→ **BRIEF**
Give the material once more, word for word, without any images.

→ **DATA FOR THIS TASK**
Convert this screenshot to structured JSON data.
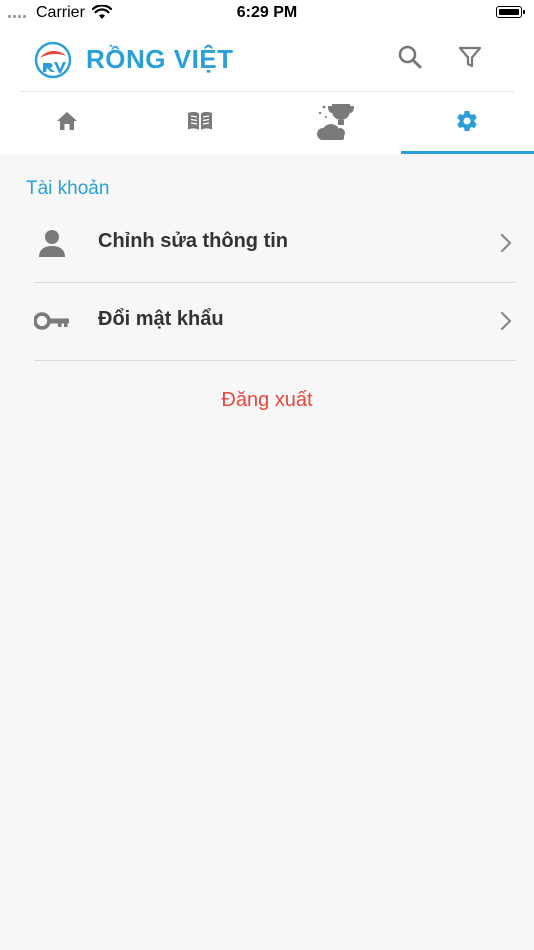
{
  "status_bar": {
    "carrier": "Carrier",
    "time": "6:29 PM"
  },
  "header": {
    "brand": "RỒNG VIỆT",
    "brand_color": "#2a9fd8",
    "actions": [
      {
        "icon": "search-icon"
      },
      {
        "icon": "filter-icon"
      }
    ]
  },
  "tabs": [
    {
      "icon": "home-icon",
      "active": false
    },
    {
      "icon": "book-icon",
      "active": false
    },
    {
      "icon": "trophy-icon",
      "active": false
    },
    {
      "icon": "gear-icon",
      "active": true
    }
  ],
  "account": {
    "section_title": "Tài khoản",
    "items": [
      {
        "label": "Chỉnh sửa thông tin",
        "icon": "person-icon"
      },
      {
        "label": "Đổi mật khẩu",
        "icon": "key-icon"
      }
    ],
    "logout_label": "Đăng xuất",
    "logout_color": "#e8473c"
  }
}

→ **ANSWER FOR THE TASK**
Convert this screenshot to structured JSON data.
{
  "status_bar": {
    "carrier": "Carrier",
    "time": "6:29 PM"
  },
  "header": {
    "brand": "RỒNG VIỆT",
    "brand_color": "#2a9fd8",
    "actions": [
      {
        "icon": "search-icon"
      },
      {
        "icon": "filter-icon"
      }
    ]
  },
  "tabs": [
    {
      "icon": "home-icon",
      "active": false
    },
    {
      "icon": "book-icon",
      "active": false
    },
    {
      "icon": "trophy-icon",
      "active": false
    },
    {
      "icon": "gear-icon",
      "active": true
    }
  ],
  "account": {
    "section_title": "Tài khoản",
    "items": [
      {
        "label": "Chỉnh sửa thông tin",
        "icon": "person-icon"
      },
      {
        "label": "Đổi mật khẩu",
        "icon": "key-icon"
      }
    ],
    "logout_label": "Đăng xuất",
    "logout_color": "#e8473c"
  }
}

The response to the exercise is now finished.